* BEGIN GIVEN ENTRIES *

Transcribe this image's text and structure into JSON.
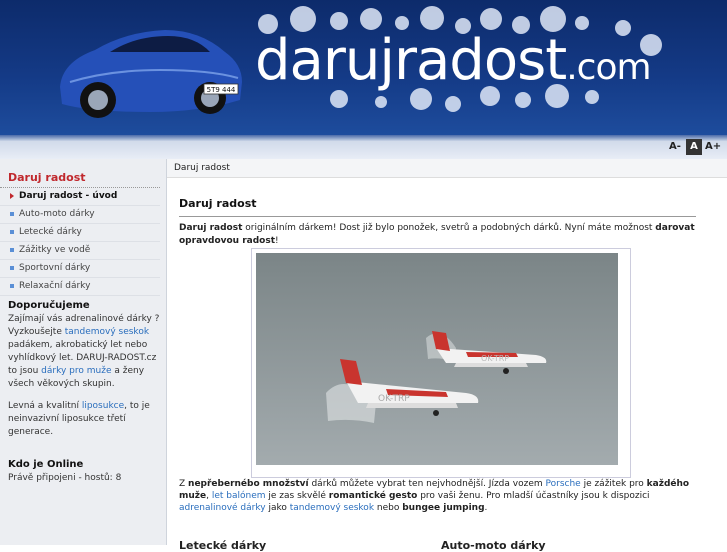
{
  "header": {
    "logo_main": "darujradost",
    "logo_tld": ".com",
    "car_plate": "5T9 444"
  },
  "font_controls": [
    "A-",
    "A",
    "A+"
  ],
  "sidebar": {
    "title": "Daruj radost",
    "items": [
      {
        "label": "Daruj radost - úvod",
        "current": true
      },
      {
        "label": "Auto-moto dárky"
      },
      {
        "label": "Letecké dárky"
      },
      {
        "label": "Zážitky ve vodě"
      },
      {
        "label": "Sportovní dárky"
      },
      {
        "label": "Relaxační dárky"
      }
    ],
    "recommend": {
      "heading": "Doporučujeme",
      "p1_a": "Zajímají vás adrenalinové dárky ? Vyzkoušejte ",
      "p1_link1": "tandemový seskok",
      "p1_b": " padákem, akrobatický let nebo vyhlídkový let. DARUJ-RADOST.cz to jsou ",
      "p1_link2": "dárky pro muže",
      "p1_c": " a ženy všech věkových skupin.",
      "p2_a": "Levná a kvalitní ",
      "p2_link": "liposukce",
      "p2_b": ", to je neinvazivní liposukce třetí generace."
    },
    "online": {
      "heading": "Kdo je Online",
      "text": "Právě připojeni - hostů: 8"
    }
  },
  "breadcrumb": "Daruj radost",
  "main": {
    "title": "Daruj radost",
    "intro_b1": "Daruj radost",
    "intro_t1": " originálním dárkem! Dost již bylo ponožek, svetrů a podobných dárků. Nyní máte možnost ",
    "intro_b2": "darovat opravdovou radost",
    "intro_t2": "!",
    "photo_reg": "OK-TRP",
    "para": {
      "t1": "Z ",
      "b1": "nepřebernébo množství",
      "t2": " dárků můžete vybrat ten nejvhodnější. Jízda vozem ",
      "l1": "Porsche",
      "t3": " je zážitek pro ",
      "b2": "každého muže",
      "t4": ", ",
      "l2": "let balónem",
      "t5": " je zas skvělé ",
      "b3": "romantické gesto",
      "t6": " pro vaši ženu. Pro mladší účastníky jsou k dispozici ",
      "l3": "adrenalinové dárky",
      "t7": " jako ",
      "l4": "tandemový seskok",
      "t8": " nebo ",
      "b4": "bungee jumping",
      "t9": "."
    },
    "partial_left": "Letecké dárky",
    "partial_right": "Auto-moto dárky"
  },
  "colors": {
    "header_blue": "#143a86",
    "accent_red": "#c0282d",
    "link_blue": "#2a6ebd"
  }
}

* END GIVEN ENTRIES *

EXERCISE AIM → Copy down every line of the entries containing the word "Auto".

ANSWER TO THIS PROBLEM →
        "label": "Auto-moto dárky"
    "partial_right": "Auto-moto dárky"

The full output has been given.